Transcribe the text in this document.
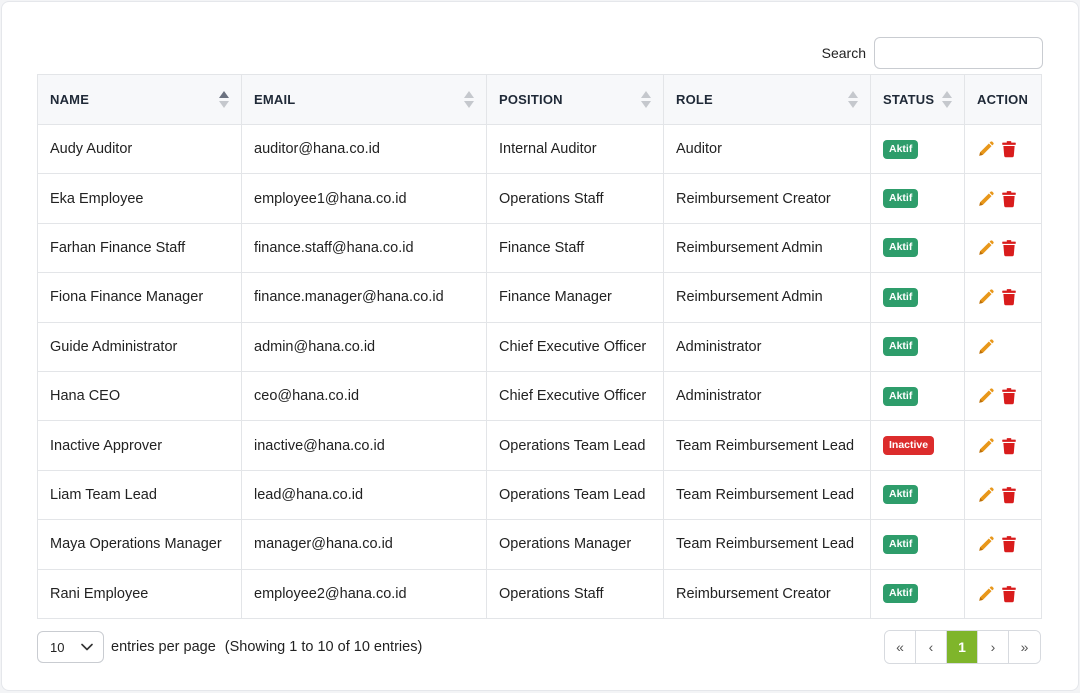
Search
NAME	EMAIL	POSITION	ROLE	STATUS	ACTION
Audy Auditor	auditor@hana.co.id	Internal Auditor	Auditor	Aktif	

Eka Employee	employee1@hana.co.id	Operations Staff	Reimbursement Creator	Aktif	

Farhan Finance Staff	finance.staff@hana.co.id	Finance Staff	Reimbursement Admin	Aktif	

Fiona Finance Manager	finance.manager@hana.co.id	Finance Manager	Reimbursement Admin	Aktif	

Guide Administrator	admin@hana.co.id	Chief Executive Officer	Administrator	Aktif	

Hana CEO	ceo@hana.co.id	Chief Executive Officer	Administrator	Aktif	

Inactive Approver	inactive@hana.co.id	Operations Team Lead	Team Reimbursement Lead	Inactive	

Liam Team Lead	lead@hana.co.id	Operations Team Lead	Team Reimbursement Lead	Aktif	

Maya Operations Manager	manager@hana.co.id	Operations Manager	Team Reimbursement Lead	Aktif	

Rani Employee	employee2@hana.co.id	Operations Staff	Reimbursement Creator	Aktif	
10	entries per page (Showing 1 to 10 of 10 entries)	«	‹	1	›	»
+---+
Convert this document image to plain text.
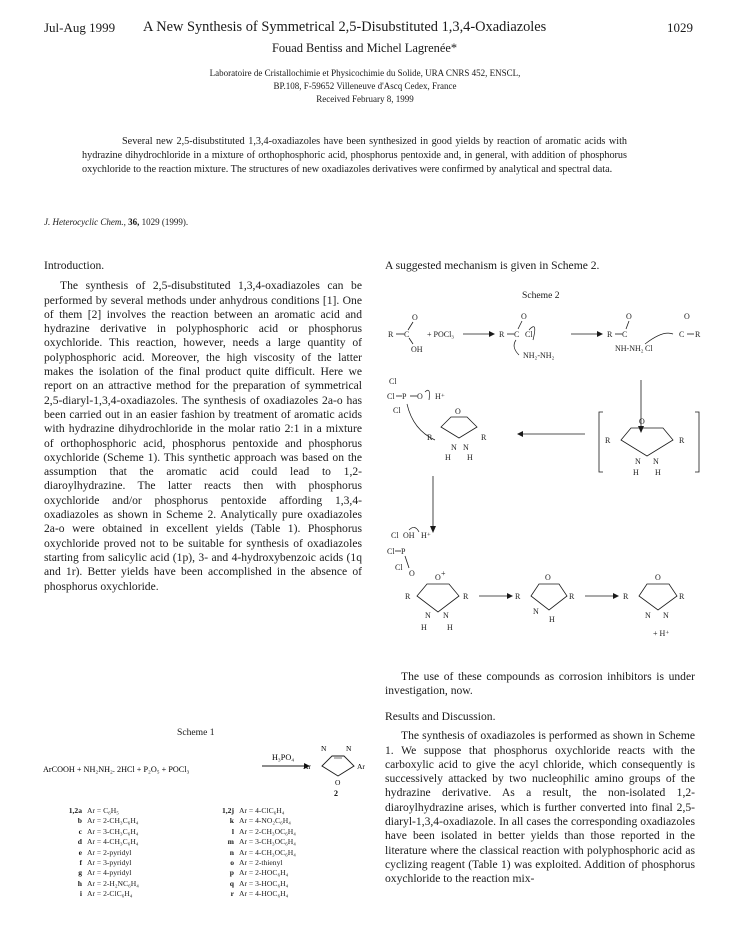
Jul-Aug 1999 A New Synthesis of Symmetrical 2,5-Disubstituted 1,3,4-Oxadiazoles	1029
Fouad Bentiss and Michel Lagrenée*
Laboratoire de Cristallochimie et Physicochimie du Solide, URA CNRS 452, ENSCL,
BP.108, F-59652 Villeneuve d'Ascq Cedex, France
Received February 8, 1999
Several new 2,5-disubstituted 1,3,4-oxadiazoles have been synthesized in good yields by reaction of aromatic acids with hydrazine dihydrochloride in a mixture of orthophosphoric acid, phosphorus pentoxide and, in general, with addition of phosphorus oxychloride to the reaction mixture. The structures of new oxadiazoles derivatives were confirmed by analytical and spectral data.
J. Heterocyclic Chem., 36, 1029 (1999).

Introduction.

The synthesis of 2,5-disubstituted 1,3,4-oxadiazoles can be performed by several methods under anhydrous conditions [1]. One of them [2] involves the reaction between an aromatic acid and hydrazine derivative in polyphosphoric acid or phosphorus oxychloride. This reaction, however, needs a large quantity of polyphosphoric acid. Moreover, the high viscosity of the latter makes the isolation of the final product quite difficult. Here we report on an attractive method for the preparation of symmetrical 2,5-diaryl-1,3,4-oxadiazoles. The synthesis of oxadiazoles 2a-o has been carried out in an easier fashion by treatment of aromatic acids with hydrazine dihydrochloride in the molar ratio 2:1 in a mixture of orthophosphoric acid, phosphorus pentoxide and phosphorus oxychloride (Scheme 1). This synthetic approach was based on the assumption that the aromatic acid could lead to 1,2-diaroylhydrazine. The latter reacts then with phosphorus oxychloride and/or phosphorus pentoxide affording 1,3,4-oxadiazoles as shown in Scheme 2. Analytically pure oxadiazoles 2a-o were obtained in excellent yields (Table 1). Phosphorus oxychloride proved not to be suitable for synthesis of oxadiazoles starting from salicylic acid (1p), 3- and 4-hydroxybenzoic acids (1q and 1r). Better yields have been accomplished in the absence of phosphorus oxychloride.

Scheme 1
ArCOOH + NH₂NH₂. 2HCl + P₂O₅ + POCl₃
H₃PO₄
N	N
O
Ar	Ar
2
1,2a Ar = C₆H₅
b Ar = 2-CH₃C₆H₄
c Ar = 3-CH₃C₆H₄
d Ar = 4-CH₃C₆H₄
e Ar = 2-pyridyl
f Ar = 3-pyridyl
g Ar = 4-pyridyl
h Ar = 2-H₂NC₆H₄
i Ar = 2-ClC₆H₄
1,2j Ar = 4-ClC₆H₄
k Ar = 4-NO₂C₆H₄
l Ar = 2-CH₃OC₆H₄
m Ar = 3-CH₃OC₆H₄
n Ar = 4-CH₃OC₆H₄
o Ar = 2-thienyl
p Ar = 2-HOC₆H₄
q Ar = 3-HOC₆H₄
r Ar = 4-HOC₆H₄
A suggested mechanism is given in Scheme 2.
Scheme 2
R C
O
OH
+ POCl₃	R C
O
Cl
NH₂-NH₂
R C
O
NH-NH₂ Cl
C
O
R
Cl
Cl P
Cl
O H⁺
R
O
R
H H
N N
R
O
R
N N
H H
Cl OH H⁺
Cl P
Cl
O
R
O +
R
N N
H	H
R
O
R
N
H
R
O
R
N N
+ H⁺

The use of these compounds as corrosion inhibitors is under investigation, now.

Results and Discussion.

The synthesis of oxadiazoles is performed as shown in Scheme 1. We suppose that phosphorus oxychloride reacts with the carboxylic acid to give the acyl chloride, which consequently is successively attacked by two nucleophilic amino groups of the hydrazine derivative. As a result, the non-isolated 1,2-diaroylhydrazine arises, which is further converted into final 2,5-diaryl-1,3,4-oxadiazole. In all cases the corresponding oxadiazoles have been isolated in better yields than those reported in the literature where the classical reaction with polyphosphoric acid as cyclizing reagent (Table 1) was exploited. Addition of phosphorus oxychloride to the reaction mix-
+---+
- [What the task requires]:
Pull out the lines above in which the word "CH₃OC₆H₄" appears.

- [Completed task]:
l Ar = 2-CH₃OC₆H₄
m Ar = 3-CH₃OC₆H₄
n Ar = 4-CH₃OC₆H₄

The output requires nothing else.